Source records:
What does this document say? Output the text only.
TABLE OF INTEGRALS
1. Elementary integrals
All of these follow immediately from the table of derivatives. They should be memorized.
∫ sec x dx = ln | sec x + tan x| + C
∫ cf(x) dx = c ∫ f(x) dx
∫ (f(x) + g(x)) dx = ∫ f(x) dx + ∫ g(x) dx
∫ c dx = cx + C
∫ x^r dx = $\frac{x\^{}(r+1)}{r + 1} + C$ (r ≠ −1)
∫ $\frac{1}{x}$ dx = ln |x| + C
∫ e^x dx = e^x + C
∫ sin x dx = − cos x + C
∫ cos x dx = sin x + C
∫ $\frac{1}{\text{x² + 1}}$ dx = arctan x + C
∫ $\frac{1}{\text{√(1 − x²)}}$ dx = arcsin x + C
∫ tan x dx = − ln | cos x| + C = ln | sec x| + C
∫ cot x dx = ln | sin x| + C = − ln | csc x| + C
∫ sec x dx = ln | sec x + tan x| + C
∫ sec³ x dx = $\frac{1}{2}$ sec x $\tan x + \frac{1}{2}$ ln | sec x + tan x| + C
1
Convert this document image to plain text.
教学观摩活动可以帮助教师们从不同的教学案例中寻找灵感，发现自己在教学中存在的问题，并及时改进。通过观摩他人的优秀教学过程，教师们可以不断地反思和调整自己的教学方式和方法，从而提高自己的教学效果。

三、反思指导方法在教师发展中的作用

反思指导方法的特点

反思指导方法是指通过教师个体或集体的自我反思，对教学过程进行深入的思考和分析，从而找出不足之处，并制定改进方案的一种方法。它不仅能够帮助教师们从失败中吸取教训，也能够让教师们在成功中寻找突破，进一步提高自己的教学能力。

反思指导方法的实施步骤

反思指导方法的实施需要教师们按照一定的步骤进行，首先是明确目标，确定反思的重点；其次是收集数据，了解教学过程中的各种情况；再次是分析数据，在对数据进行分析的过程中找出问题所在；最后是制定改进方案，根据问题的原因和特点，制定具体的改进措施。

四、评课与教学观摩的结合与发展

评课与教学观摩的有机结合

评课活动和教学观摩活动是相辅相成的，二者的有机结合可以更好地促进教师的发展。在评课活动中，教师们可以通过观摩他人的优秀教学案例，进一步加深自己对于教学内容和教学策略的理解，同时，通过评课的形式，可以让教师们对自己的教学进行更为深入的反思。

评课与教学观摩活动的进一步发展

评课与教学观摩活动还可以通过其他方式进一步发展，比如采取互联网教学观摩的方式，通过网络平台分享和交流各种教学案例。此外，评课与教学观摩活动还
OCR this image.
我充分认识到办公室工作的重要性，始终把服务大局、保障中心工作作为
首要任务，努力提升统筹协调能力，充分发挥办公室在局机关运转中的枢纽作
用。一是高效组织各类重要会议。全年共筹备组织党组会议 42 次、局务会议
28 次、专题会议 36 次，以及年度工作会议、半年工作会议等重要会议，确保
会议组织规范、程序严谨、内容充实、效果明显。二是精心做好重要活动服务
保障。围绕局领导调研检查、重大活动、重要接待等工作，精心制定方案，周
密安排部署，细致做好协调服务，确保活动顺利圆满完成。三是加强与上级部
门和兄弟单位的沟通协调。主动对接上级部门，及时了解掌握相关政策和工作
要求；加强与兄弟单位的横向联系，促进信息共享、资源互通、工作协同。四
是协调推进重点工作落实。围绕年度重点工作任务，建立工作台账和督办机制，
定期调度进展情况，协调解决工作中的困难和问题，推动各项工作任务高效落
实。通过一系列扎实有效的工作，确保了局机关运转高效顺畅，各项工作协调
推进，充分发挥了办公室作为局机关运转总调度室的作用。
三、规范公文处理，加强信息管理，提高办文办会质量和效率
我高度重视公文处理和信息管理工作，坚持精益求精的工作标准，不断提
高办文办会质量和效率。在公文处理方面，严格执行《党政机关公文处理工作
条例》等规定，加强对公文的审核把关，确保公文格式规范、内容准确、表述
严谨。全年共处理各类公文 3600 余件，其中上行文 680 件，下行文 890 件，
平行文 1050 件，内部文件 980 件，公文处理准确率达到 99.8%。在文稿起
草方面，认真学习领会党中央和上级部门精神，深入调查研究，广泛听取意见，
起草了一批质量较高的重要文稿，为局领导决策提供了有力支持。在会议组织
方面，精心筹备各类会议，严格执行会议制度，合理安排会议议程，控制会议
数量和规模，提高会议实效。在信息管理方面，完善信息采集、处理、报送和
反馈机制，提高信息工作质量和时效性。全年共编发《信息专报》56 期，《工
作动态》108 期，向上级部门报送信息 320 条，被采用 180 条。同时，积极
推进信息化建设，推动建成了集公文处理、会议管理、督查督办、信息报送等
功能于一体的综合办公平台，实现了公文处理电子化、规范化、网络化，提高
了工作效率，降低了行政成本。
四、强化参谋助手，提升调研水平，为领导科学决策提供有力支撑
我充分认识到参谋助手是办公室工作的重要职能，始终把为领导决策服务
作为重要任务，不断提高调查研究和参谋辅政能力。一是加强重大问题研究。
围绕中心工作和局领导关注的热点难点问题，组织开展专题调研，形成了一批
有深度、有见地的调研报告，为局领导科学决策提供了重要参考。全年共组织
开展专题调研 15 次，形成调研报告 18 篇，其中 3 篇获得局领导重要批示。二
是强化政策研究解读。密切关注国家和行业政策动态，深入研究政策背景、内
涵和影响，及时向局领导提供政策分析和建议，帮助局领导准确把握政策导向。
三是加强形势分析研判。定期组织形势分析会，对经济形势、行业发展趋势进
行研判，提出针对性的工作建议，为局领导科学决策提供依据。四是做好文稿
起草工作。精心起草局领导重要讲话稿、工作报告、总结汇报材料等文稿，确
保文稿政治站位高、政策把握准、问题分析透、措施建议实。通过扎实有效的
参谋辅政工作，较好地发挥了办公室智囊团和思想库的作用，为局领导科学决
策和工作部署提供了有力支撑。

Exercise goal: List all lines in the material containing the string "image".

Exercise response:
Convert this document image to plain text.
OCR this image.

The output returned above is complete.